Your answer is a copy of every line in the records where "must" appears.
══ DATA IN THIS EXERCISE ══
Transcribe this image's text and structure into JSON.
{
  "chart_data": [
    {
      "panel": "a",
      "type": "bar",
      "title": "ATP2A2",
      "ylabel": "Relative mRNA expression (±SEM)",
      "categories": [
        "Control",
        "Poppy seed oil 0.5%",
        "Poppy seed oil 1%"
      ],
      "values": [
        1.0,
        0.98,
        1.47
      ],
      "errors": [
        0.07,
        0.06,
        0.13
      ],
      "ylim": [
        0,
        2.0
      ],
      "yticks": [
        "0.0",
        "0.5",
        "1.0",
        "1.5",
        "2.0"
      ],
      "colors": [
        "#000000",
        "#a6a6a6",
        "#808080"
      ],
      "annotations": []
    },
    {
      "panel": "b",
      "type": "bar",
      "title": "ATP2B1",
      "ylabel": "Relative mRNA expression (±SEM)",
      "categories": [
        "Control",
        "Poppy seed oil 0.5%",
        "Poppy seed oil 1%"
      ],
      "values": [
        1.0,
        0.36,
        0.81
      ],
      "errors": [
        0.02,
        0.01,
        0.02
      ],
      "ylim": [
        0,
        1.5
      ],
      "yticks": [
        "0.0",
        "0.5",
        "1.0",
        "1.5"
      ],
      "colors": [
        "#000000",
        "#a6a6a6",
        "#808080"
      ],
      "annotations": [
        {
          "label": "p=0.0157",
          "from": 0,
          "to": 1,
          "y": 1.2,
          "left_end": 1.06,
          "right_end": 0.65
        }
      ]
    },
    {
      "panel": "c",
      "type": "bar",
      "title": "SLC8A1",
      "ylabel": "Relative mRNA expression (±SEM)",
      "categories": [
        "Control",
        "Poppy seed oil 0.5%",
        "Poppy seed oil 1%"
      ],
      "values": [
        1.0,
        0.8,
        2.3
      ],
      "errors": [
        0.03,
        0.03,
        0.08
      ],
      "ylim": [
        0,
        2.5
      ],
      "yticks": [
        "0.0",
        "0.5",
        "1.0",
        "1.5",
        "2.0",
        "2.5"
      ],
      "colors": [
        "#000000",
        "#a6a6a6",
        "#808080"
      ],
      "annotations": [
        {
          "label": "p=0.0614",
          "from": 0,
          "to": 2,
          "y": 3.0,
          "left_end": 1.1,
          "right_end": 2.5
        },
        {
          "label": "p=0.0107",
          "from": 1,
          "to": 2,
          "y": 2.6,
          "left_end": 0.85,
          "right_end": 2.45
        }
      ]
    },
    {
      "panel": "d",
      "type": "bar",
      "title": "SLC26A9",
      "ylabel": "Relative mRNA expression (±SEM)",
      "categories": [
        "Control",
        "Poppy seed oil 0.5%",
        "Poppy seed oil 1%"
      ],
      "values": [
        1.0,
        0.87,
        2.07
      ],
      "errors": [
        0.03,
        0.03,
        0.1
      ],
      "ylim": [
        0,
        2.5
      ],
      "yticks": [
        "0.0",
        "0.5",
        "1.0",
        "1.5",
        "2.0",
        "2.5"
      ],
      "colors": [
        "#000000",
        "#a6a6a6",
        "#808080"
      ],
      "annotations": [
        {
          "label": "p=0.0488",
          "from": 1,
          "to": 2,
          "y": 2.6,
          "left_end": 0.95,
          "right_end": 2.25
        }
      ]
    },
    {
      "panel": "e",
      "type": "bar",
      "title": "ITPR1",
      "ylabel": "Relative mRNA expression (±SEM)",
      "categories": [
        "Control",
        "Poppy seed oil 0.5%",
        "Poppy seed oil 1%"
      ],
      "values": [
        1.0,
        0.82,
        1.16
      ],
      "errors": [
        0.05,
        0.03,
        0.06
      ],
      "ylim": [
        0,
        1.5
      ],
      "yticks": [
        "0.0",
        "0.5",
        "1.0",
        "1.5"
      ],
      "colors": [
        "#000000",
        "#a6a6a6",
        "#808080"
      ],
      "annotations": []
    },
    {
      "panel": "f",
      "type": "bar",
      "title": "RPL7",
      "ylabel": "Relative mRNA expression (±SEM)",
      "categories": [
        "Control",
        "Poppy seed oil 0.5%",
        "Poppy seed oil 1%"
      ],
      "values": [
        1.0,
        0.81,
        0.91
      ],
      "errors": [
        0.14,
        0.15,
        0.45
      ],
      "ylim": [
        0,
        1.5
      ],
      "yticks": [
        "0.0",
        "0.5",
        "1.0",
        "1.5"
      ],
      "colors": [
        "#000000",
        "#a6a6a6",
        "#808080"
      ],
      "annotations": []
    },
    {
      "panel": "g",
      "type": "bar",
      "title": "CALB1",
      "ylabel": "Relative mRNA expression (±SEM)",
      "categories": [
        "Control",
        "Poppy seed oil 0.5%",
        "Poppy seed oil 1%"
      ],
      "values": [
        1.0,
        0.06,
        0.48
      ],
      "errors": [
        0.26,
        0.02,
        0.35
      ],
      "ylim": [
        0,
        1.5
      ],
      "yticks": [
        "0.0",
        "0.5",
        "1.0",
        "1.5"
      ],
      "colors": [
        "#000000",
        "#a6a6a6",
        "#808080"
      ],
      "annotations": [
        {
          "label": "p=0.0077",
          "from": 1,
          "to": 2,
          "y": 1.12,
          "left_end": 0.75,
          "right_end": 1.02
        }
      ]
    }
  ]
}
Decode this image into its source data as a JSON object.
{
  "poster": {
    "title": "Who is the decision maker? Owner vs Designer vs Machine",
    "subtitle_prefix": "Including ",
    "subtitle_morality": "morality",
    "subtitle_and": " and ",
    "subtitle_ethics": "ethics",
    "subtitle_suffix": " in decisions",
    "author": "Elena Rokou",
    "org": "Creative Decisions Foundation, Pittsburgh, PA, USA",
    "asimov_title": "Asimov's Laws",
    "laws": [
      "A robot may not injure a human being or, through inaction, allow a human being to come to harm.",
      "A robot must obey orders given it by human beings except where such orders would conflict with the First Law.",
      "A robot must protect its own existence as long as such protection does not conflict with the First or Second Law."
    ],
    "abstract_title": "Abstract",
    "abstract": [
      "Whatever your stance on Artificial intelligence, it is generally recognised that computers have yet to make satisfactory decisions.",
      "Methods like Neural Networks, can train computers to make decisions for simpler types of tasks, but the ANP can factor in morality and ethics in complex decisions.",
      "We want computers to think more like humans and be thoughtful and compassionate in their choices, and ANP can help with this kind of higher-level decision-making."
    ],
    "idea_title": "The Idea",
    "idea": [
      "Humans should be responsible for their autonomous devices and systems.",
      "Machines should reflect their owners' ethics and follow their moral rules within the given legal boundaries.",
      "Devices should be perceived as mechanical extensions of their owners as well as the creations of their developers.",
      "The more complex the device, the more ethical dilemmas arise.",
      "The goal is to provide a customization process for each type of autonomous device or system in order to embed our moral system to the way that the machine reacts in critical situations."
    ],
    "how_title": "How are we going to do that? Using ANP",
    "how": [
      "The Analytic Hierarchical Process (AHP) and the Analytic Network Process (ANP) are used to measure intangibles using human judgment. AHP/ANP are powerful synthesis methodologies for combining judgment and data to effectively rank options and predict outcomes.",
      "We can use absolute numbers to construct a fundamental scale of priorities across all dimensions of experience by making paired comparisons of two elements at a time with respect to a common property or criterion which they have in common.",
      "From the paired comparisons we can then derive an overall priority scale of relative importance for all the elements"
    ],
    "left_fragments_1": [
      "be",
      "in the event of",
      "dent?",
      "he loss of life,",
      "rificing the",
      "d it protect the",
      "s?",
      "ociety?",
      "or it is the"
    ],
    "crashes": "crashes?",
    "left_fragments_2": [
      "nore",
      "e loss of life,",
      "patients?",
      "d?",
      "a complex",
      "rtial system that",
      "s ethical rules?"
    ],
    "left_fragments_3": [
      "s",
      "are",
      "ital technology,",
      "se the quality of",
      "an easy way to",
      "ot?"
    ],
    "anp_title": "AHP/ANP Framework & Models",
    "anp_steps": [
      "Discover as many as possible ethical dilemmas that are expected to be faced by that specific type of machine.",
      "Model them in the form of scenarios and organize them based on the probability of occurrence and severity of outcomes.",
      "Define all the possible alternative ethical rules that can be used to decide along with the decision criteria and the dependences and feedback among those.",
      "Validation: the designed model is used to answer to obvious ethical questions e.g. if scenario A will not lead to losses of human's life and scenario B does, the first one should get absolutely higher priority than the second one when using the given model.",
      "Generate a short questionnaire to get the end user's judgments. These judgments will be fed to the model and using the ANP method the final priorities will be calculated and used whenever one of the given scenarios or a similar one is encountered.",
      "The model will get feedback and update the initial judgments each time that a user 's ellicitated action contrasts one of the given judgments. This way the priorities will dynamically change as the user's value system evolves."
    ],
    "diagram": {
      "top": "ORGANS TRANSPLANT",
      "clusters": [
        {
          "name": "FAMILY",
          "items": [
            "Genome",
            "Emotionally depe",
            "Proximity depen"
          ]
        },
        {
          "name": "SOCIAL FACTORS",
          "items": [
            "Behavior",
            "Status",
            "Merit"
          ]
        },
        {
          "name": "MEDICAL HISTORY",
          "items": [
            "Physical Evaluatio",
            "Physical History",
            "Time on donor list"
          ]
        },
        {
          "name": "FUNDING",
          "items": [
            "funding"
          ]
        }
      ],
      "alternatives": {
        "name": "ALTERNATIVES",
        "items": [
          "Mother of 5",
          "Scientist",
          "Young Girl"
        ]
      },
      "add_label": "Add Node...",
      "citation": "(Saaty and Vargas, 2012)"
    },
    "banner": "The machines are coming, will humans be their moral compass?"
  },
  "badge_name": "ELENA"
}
═══
PROBLEM SOLUTION:
      "A robot must obey orders given it by human beings except where such orders would conflict with the First Law.",
      "A robot must protect its own existence as long as such protection does not conflict with the First or Second Law."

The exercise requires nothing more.